INSTRUCTIONS TO FOLLOW: Extract the data exactly, missing nothing.

Data entries:
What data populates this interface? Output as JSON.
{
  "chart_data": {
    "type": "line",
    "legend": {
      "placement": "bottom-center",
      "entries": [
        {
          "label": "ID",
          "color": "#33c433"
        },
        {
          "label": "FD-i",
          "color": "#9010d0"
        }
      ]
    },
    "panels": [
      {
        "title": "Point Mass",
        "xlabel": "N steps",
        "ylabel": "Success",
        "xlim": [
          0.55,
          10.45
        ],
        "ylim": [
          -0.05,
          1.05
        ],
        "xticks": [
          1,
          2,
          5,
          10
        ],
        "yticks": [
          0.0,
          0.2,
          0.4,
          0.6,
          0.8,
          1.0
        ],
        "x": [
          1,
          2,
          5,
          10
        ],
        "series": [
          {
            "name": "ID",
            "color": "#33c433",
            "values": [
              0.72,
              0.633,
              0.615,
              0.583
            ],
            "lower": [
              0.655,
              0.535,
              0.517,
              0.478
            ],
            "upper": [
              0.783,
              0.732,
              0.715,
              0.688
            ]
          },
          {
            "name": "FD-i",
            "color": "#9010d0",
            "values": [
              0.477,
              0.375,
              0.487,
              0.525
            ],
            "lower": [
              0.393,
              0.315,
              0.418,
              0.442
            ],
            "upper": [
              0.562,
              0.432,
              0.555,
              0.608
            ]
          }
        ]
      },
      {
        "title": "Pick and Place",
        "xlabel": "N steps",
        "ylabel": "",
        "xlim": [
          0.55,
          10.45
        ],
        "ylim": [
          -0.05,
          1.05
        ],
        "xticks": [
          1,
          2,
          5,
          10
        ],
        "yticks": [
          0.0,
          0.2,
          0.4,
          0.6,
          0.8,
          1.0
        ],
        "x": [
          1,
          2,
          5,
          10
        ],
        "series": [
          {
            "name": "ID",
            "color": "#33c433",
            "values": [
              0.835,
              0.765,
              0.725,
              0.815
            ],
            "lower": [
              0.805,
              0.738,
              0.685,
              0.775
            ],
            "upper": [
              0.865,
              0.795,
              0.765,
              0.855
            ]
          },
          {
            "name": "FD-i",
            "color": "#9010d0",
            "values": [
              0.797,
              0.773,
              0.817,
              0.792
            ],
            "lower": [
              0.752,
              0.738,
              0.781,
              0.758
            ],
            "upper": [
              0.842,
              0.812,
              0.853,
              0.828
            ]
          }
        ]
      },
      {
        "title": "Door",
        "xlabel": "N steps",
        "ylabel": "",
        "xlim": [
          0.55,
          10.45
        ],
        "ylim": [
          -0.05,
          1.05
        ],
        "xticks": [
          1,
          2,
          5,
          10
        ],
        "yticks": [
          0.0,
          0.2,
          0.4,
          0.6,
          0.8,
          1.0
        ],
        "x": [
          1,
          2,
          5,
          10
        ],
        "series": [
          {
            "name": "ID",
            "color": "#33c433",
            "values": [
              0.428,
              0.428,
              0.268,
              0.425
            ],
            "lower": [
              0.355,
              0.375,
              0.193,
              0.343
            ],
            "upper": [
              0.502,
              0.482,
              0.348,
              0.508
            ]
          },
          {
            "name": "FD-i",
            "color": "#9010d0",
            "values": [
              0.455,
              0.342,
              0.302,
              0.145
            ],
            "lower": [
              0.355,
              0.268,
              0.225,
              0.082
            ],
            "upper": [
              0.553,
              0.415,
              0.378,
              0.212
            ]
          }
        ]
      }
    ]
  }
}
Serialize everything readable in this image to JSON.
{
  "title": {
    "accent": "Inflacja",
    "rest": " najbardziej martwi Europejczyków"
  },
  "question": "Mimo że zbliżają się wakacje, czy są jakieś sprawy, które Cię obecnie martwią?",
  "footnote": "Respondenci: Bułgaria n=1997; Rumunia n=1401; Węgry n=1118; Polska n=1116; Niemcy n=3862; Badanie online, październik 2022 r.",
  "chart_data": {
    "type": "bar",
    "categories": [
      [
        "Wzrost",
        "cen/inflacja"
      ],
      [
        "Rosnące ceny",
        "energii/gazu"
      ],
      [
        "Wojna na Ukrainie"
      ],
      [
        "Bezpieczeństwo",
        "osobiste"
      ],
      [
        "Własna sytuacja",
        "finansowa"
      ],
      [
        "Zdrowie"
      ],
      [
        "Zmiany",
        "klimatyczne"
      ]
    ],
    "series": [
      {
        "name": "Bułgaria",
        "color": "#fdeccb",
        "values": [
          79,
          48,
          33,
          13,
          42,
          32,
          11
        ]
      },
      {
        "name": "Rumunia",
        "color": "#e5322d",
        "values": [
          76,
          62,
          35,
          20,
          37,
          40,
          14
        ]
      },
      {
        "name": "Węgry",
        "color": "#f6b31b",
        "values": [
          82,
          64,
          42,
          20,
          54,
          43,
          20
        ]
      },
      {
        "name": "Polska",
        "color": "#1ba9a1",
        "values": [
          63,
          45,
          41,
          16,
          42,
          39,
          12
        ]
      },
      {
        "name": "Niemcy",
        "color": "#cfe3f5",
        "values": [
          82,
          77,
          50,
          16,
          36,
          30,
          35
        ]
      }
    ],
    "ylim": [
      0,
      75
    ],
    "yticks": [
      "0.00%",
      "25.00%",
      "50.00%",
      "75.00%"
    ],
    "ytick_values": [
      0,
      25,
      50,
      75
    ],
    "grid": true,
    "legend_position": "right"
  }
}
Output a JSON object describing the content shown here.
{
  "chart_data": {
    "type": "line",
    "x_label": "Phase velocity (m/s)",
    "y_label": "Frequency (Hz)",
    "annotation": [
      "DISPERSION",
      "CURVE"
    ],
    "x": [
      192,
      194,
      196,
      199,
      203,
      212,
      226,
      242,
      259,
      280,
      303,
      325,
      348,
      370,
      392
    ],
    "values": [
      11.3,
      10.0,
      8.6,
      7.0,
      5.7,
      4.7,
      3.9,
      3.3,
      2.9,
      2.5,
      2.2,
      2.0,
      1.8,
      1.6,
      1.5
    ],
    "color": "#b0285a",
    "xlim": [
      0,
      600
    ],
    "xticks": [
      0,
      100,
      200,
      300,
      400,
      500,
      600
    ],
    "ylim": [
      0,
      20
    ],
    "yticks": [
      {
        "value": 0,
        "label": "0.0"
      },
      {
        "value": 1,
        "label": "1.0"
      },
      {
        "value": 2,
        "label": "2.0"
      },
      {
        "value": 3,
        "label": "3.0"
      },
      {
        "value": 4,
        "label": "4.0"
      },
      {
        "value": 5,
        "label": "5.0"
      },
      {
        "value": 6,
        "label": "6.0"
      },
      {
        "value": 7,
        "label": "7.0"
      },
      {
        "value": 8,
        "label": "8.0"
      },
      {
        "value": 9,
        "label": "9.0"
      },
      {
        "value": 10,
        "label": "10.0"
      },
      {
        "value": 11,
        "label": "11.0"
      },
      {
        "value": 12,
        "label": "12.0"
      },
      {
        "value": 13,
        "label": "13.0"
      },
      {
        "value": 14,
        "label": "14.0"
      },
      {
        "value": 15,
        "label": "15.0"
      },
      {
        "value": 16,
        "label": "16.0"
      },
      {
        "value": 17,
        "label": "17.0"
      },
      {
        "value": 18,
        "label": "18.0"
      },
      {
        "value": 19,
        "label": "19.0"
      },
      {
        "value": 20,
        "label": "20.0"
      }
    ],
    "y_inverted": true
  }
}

THE ANSWER:
What data populates this interface? Output as JSON.
{
  "chart_data": {
    "type": "line",
    "legend": {
      "placement": "bottom-center",
      "entries": [
        {
          "label": "ID",
          "color": "#33c433"
        },
        {
          "label": "FD-i",
          "color": "#9010d0"
        }
      ]
    },
    "panels": [
      {
        "title": "Point Mass",
        "xlabel": "N steps",
        "ylabel": "Success",
        "xlim": [
          0.55,
          10.45
        ],
        "ylim": [
          -0.05,
          1.05
        ],
        "xticks": [
          1,
          2,
          5,
          10
        ],
        "yticks": [
          0.0,
          0.2,
          0.4,
          0.6,
          0.8,
          1.0
        ],
        "x": [
          1,
          2,
          5,
          10
        ],
        "series": [
          {
            "name": "ID",
            "color": "#33c433",
            "values": [
              0.72,
              0.633,
              0.615,
              0.583
            ],
            "lower": [
              0.655,
              0.535,
              0.517,
              0.478
            ],
            "upper": [
              0.783,
              0.732,
              0.715,
              0.688
            ]
          },
          {
            "name": "FD-i",
            "color": "#9010d0",
            "values": [
              0.477,
              0.375,
              0.487,
              0.525
            ],
            "lower": [
              0.393,
              0.315,
              0.418,
              0.442
            ],
            "upper": [
              0.562,
              0.432,
              0.555,
              0.608
            ]
          }
        ]
      },
      {
        "title": "Pick and Place",
        "xlabel": "N steps",
        "ylabel": "",
        "xlim": [
          0.55,
          10.45
        ],
        "ylim": [
          -0.05,
          1.05
        ],
        "xticks": [
          1,
          2,
          5,
          10
        ],
        "yticks": [
          0.0,
          0.2,
          0.4,
          0.6,
          0.8,
          1.0
        ],
        "x": [
          1,
          2,
          5,
          10
        ],
        "series": [
          {
            "name": "ID",
            "color": "#33c433",
            "values": [
              0.835,
              0.765,
              0.725,
              0.815
            ],
            "lower": [
              0.805,
              0.738,
              0.685,
              0.775
            ],
            "upper": [
              0.865,
              0.795,
              0.765,
              0.855
            ]
          },
          {
            "name": "FD-i",
            "color": "#9010d0",
            "values": [
              0.797,
              0.773,
              0.817,
              0.792
            ],
            "lower": [
              0.752,
              0.738,
              0.781,
              0.758
            ],
            "upper": [
              0.842,
              0.812,
              0.853,
              0.828
            ]
          }
        ]
      },
      {
        "title": "Door",
        "xlabel": "N steps",
        "ylabel": "",
        "xlim": [
          0.55,
          10.45
        ],
        "ylim": [
          -0.05,
          1.05
        ],
        "xticks": [
          1,
          2,
          5,
          10
        ],
        "yticks": [
          0.0,
          0.2,
          0.4,
          0.6,
          0.8,
          1.0
        ],
        "x": [
          1,
          2,
          5,
          10
        ],
        "series": [
          {
            "name": "ID",
            "color": "#33c433",
            "values": [
              0.428,
              0.428,
              0.268,
              0.425
            ],
            "lower": [
              0.355,
              0.375,
              0.193,
              0.343
            ],
            "upper": [
              0.502,
              0.482,
              0.348,
              0.508
            ]
          },
          {
            "name": "FD-i",
            "color": "#9010d0",
            "values": [
              0.455,
              0.342,
              0.302,
              0.145
            ],
            "lower": [
              0.355,
              0.268,
              0.225,
              0.082
            ],
            "upper": [
              0.553,
              0.415,
              0.378,
              0.212
            ]
          }
        ]
      }
    ]
  }
}
Serialize everything readable in this image to JSON.
{
  "title": {
    "accent": "Inflacja",
    "rest": " najbardziej martwi Europejczyków"
  },
  "question": "Mimo że zbliżają się wakacje, czy są jakieś sprawy, które Cię obecnie martwią?",
  "footnote": "Respondenci: Bułgaria n=1997; Rumunia n=1401; Węgry n=1118; Polska n=1116; Niemcy n=3862; Badanie online, październik 2022 r.",
  "chart_data": {
    "type": "bar",
    "categories": [
      [
        "Wzrost",
        "cen/inflacja"
      ],
      [
        "Rosnące ceny",
        "energii/gazu"
      ],
      [
        "Wojna na Ukrainie"
      ],
      [
        "Bezpieczeństwo",
        "osobiste"
      ],
      [
        "Własna sytuacja",
        "finansowa"
      ],
      [
        "Zdrowie"
      ],
      [
        "Zmiany",
        "klimatyczne"
      ]
    ],
    "series": [
      {
        "name": "Bułgaria",
        "color": "#fdeccb",
        "values": [
          79,
          48,
          33,
          13,
          42,
          32,
          11
        ]
      },
      {
        "name": "Rumunia",
        "color": "#e5322d",
        "values": [
          76,
          62,
          35,
          20,
          37,
          40,
          14
        ]
      },
      {
        "name": "Węgry",
        "color": "#f6b31b",
        "values": [
          82,
          64,
          42,
          20,
          54,
          43,
          20
        ]
      },
      {
        "name": "Polska",
        "color": "#1ba9a1",
        "values": [
          63,
          45,
          41,
          16,
          42,
          39,
          12
        ]
      },
      {
        "name": "Niemcy",
        "color": "#cfe3f5",
        "values": [
          82,
          77,
          50,
          16,
          36,
          30,
          35
        ]
      }
    ],
    "ylim": [
      0,
      75
    ],
    "yticks": [
      "0.00%",
      "25.00%",
      "50.00%",
      "75.00%"
    ],
    "ytick_values": [
      0,
      25,
      50,
      75
    ],
    "grid": true,
    "legend_position": "right"
  }
}
Output a JSON object describing the content shown here.
{
  "chart_data": {
    "type": "line",
    "x_label": "Phase velocity (m/s)",
    "y_label": "Frequency (Hz)",
    "annotation": [
      "DISPERSION",
      "CURVE"
    ],
    "x": [
      192,
      194,
      196,
      199,
      203,
      212,
      226,
      242,
      259,
      280,
      303,
      325,
      348,
      370,
      392
    ],
    "values": [
      11.3,
      10.0,
      8.6,
      7.0,
      5.7,
      4.7,
      3.9,
      3.3,
      2.9,
      2.5,
      2.2,
      2.0,
      1.8,
      1.6,
      1.5
    ],
    "color": "#b0285a",
    "xlim": [
      0,
      600
    ],
    "xticks": [
      0,
      100,
      200,
      300,
      400,
      500,
      600
    ],
    "ylim": [
      0,
      20
    ],
    "yticks": [
      {
        "value": 0,
        "label": "0.0"
      },
      {
        "value": 1,
        "label": "1.0"
      },
      {
        "value": 2,
        "label": "2.0"
      },
      {
        "value": 3,
        "label": "3.0"
      },
      {
        "value": 4,
        "label": "4.0"
      },
      {
        "value": 5,
        "label": "5.0"
      },
      {
        "value": 6,
        "label": "6.0"
      },
      {
        "value": 7,
        "label": "7.0"
      },
      {
        "value": 8,
        "label": "8.0"
      },
      {
        "value": 9,
        "label": "9.0"
      },
      {
        "value": 10,
        "label": "10.0"
      },
      {
        "value": 11,
        "label": "11.0"
      },
      {
        "value": 12,
        "label": "12.0"
      },
      {
        "value": 13,
        "label": "13.0"
      },
      {
        "value": 14,
        "label": "14.0"
      },
      {
        "value": 15,
        "label": "15.0"
      },
      {
        "value": 16,
        "label": "16.0"
      },
      {
        "value": 17,
        "label": "17.0"
      },
      {
        "value": 18,
        "label": "18.0"
      },
      {
        "value": 19,
        "label": "19.0"
      },
      {
        "value": 20,
        "label": "20.0"
      }
    ],
    "y_inverted": true
  }
}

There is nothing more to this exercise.